■ **EXERCISE BRIEF**:
Please repeat all of the listing exactly.

=======

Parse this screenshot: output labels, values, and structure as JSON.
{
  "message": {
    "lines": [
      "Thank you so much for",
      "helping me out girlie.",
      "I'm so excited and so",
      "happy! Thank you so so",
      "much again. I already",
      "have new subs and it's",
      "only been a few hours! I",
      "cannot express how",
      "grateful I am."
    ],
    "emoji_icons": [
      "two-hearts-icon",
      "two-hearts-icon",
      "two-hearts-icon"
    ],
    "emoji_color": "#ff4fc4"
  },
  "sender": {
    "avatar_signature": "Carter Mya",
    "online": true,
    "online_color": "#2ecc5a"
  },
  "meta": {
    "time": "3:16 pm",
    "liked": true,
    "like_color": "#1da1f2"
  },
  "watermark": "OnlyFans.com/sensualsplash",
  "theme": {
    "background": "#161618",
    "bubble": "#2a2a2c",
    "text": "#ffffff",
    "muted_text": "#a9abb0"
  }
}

=======

■ **PROBLEM SOLUTION**:
Parse this screenshot: output labels, values, and structure as JSON.
{
  "message": {
    "lines": [
      "Thank you so much for",
      "helping me out girlie.",
      "I'm so excited and so",
      "happy! Thank you so so",
      "much again. I already",
      "have new subs and it's",
      "only been a few hours! I",
      "cannot express how",
      "grateful I am."
    ],
    "emoji_icons": [
      "two-hearts-icon",
      "two-hearts-icon",
      "two-hearts-icon"
    ],
    "emoji_color": "#ff4fc4"
  },
  "sender": {
    "avatar_signature": "Carter Mya",
    "online": true,
    "online_color": "#2ecc5a"
  },
  "meta": {
    "time": "3:16 pm",
    "liked": true,
    "like_color": "#1da1f2"
  },
  "watermark": "OnlyFans.com/sensualsplash",
  "theme": {
    "background": "#161618",
    "bubble": "#2a2a2c",
    "text": "#ffffff",
    "muted_text": "#a9abb0"
  }
}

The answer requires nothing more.